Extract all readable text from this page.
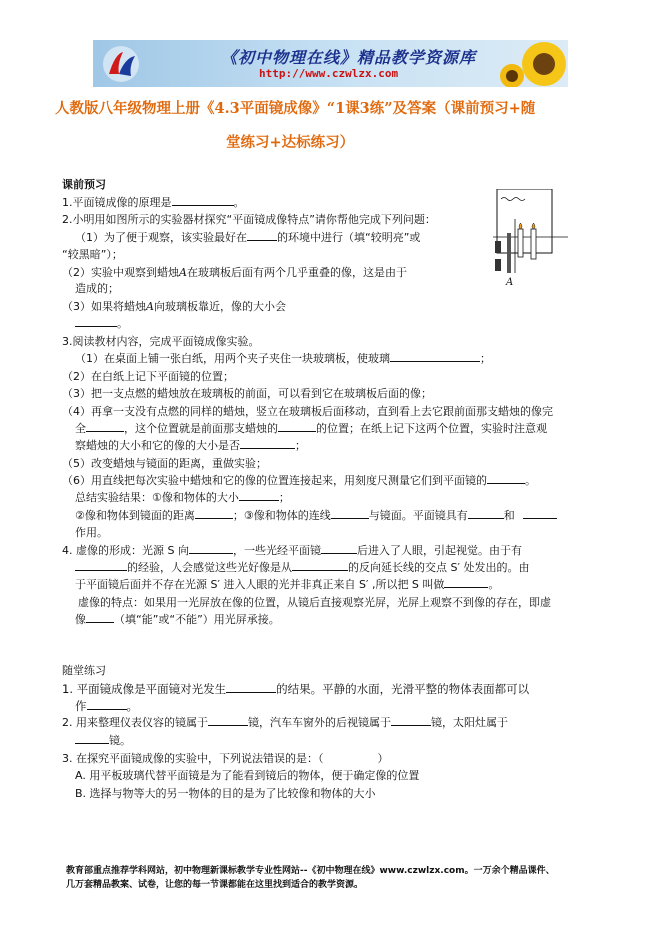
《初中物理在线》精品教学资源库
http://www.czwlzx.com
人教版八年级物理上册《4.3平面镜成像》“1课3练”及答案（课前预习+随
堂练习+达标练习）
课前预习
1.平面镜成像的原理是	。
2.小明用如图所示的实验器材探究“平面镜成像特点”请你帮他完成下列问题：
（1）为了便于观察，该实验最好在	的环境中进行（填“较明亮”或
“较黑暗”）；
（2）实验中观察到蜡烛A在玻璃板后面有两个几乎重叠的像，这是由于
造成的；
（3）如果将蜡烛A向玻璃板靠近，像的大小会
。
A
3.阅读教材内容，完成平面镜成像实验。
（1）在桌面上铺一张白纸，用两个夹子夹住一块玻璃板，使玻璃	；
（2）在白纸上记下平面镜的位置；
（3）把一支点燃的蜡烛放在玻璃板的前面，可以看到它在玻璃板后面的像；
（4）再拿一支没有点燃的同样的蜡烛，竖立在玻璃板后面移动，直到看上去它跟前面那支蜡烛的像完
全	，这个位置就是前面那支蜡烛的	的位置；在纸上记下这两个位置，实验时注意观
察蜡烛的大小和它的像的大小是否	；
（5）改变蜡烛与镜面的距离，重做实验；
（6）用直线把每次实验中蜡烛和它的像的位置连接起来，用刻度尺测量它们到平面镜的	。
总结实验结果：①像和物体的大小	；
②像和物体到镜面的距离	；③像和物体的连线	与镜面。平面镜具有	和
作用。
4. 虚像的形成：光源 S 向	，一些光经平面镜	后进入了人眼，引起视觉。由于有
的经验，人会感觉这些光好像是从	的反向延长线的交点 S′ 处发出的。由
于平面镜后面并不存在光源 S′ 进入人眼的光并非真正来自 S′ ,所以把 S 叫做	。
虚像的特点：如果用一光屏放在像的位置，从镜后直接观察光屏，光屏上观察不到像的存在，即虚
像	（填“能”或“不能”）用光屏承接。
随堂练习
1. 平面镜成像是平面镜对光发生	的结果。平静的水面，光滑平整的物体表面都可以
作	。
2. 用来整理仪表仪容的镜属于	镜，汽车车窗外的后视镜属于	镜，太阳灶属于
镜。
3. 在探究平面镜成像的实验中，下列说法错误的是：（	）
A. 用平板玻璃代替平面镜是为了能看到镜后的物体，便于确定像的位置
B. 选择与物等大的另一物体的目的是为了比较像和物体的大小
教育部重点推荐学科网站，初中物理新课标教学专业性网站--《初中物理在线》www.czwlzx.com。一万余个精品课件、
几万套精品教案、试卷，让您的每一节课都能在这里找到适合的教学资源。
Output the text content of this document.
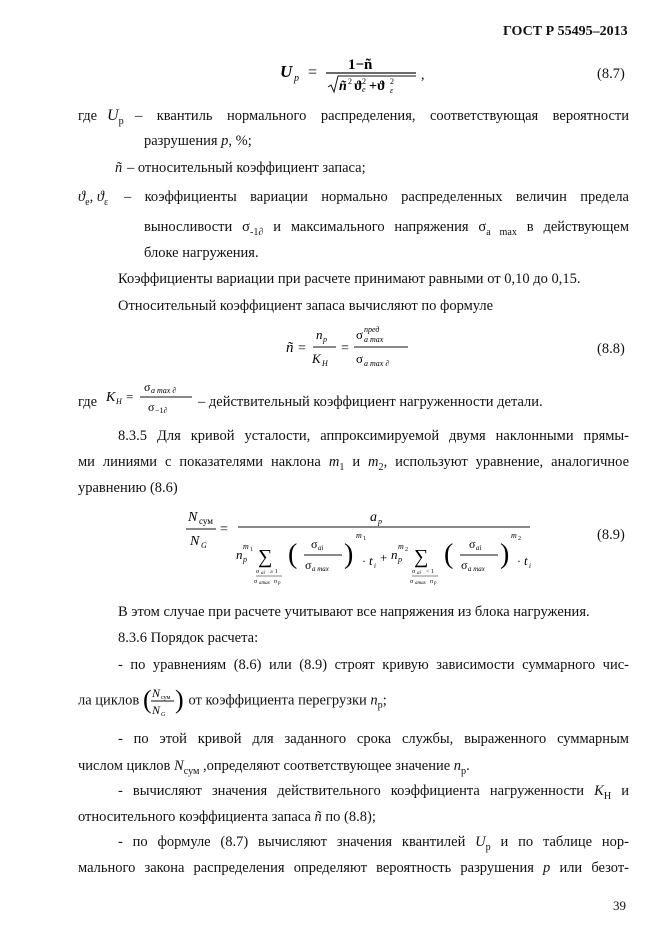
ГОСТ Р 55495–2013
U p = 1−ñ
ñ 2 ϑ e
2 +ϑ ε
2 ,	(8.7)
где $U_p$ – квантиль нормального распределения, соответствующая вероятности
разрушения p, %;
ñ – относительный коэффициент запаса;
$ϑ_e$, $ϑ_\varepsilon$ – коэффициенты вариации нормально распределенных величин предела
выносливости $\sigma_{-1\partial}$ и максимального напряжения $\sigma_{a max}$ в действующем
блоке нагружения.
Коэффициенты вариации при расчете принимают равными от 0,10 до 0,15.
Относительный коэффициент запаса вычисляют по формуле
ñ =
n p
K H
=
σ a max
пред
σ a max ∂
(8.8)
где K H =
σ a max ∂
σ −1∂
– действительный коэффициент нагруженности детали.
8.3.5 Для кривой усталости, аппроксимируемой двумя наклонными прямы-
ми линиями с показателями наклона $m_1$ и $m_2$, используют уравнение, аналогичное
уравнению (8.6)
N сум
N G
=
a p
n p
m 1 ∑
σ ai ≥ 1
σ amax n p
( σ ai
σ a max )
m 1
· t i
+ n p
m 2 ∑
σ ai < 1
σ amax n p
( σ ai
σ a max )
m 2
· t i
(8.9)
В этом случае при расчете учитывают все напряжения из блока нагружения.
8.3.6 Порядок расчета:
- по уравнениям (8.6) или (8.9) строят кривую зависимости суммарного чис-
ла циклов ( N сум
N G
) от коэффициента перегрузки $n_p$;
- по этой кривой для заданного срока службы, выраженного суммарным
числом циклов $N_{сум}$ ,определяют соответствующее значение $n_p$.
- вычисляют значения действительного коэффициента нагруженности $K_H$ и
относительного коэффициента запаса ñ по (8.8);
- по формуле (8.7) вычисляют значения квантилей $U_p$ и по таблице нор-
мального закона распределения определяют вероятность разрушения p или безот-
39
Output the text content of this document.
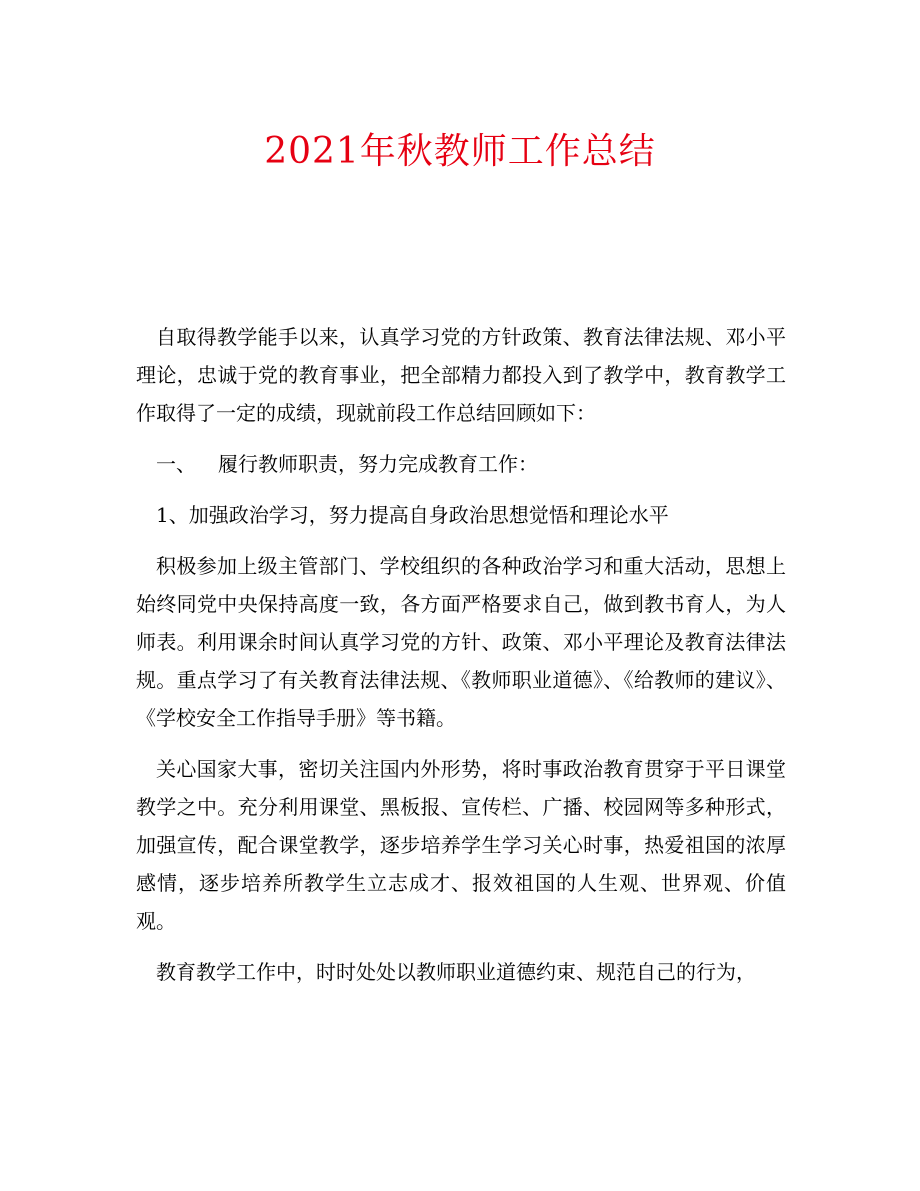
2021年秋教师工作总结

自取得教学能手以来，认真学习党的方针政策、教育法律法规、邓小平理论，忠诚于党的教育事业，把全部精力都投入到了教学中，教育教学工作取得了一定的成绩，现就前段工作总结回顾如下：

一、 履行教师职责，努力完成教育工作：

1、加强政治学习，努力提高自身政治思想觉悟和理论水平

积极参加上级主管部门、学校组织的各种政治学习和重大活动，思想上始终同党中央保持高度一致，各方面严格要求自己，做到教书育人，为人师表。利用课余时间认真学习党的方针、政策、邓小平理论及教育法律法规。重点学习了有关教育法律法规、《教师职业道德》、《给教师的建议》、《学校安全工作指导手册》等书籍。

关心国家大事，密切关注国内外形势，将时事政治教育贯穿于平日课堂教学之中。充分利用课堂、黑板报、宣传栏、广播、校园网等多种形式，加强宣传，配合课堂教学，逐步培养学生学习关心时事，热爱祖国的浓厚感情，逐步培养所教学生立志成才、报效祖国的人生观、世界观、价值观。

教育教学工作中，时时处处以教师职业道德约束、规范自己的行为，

Work to do: Please repeat the entries exactly. Do not include the pictures.

Finished task:
Extract all readable text from this page.
《初中物理在线》精品教学资源库
http://www.czwlzx.com
人教版八年级物理上册《4.3平面镜成像》“1课3练”及答案（课前预习+随
堂练习+达标练习）
课前预习
1.平面镜成像的原理是	。
2.小明用如图所示的实验器材探究“平面镜成像特点”请你帮他完成下列问题：
（1）为了便于观察，该实验最好在	的环境中进行（填“较明亮”或
“较黑暗”）；
（2）实验中观察到蜡烛A在玻璃板后面有两个几乎重叠的像，这是由于
造成的；
（3）如果将蜡烛A向玻璃板靠近，像的大小会
。
A
3.阅读教材内容，完成平面镜成像实验。
（1）在桌面上铺一张白纸，用两个夹子夹住一块玻璃板，使玻璃	；
（2）在白纸上记下平面镜的位置；
（3）把一支点燃的蜡烛放在玻璃板的前面，可以看到它在玻璃板后面的像；
（4）再拿一支没有点燃的同样的蜡烛，竖立在玻璃板后面移动，直到看上去它跟前面那支蜡烛的像完
全	，这个位置就是前面那支蜡烛的	的位置；在纸上记下这两个位置，实验时注意观
察蜡烛的大小和它的像的大小是否	；
（5）改变蜡烛与镜面的距离，重做实验；
（6）用直线把每次实验中蜡烛和它的像的位置连接起来，用刻度尺测量它们到平面镜的	。
总结实验结果：①像和物体的大小	；
②像和物体到镜面的距离	；③像和物体的连线	与镜面。平面镜具有	和
作用。
4. 虚像的形成：光源 S 向	，一些光经平面镜	后进入了人眼，引起视觉。由于有
的经验，人会感觉这些光好像是从	的反向延长线的交点 S′ 处发出的。由
于平面镜后面并不存在光源 S′ 进入人眼的光并非真正来自 S′ ,所以把 S 叫做	。
虚像的特点：如果用一光屏放在像的位置，从镜后直接观察光屏，光屏上观察不到像的存在，即虚
像	（填“能”或“不能”）用光屏承接。
随堂练习
1. 平面镜成像是平面镜对光发生	的结果。平静的水面，光滑平整的物体表面都可以
作	。
2. 用来整理仪表仪容的镜属于	镜，汽车车窗外的后视镜属于	镜，太阳灶属于
镜。
3. 在探究平面镜成像的实验中，下列说法错误的是：（	）
A. 用平板玻璃代替平面镜是为了能看到镜后的物体，便于确定像的位置
B. 选择与物等大的另一物体的目的是为了比较像和物体的大小
教育部重点推荐学科网站，初中物理新课标教学专业性网站--《初中物理在线》www.czwlzx.com。一万余个精品课件、
几万套精品教案、试卷，让您的每一节课都能在这里找到适合的教学资源。
Output the text content of this document.
ГОСТ Р 55495–2013
U p = 1−ñ
ñ 2 ϑ e
2 +ϑ ε
2 ,	(8.7)
где $U_p$ – квантиль нормального распределения, соответствующая вероятности
разрушения p, %;
ñ – относительный коэффициент запаса;
$ϑ_e$, $ϑ_\varepsilon$ – коэффициенты вариации нормально распределенных величин предела
выносливости $\sigma_{-1\partial}$ и максимального напряжения $\sigma_{a max}$ в действующем
блоке нагружения.
Коэффициенты вариации при расчете принимают равными от 0,10 до 0,15.
Относительный коэффициент запаса вычисляют по формуле
ñ =
n p
K H
=
σ a max
пред
σ a max ∂
(8.8)
где K H =
σ a max ∂
σ −1∂
– действительный коэффициент нагруженности детали.
8.3.5 Для кривой усталости, аппроксимируемой двумя наклонными прямы-
ми линиями с показателями наклона $m_1$ и $m_2$, используют уравнение, аналогичное
уравнению (8.6)
N сум
N G
=
a p
n p
m 1 ∑
σ ai ≥ 1
σ amax n p
( σ ai
σ a max )
m 1
· t i
+ n p
m 2 ∑
σ ai < 1
σ amax n p
( σ ai
σ a max )
m 2
· t i
(8.9)
В этом случае при расчете учитывают все напряжения из блока нагружения.
8.3.6 Порядок расчета:
- по уравнениям (8.6) или (8.9) строят кривую зависимости суммарного чис-
ла циклов ( N сум
N G
) от коэффициента перегрузки $n_p$;
- по этой кривой для заданного срока службы, выраженного суммарным
числом циклов $N_{сум}$ ,определяют соответствующее значение $n_p$.
- вычисляют значения действительного коэффициента нагруженности $K_H$ и
относительного коэффициента запаса ñ по (8.8);
- по формуле (8.7) вычисляют значения квантилей $U_p$ и по таблице нор-
мального закона распределения определяют вероятность разрушения p или безот-
39
Output the text content of this document.
2021年秋教师工作总结

自取得教学能手以来，认真学习党的方针政策、教育法律法规、邓小平理论，忠诚于党的教育事业，把全部精力都投入到了教学中，教育教学工作取得了一定的成绩，现就前段工作总结回顾如下：

一、 履行教师职责，努力完成教育工作：

1、加强政治学习，努力提高自身政治思想觉悟和理论水平

积极参加上级主管部门、学校组织的各种政治学习和重大活动，思想上始终同党中央保持高度一致，各方面严格要求自己，做到教书育人，为人师表。利用课余时间认真学习党的方针、政策、邓小平理论及教育法律法规。重点学习了有关教育法律法规、《教师职业道德》、《给教师的建议》、《学校安全工作指导手册》等书籍。

关心国家大事，密切关注国内外形势，将时事政治教育贯穿于平日课堂教学之中。充分利用课堂、黑板报、宣传栏、广播、校园网等多种形式，加强宣传，配合课堂教学，逐步培养学生学习关心时事，热爱祖国的浓厚感情，逐步培养所教学生立志成才、报效祖国的人生观、世界观、价值观。

教育教学工作中，时时处处以教师职业道德约束、规范自己的行为，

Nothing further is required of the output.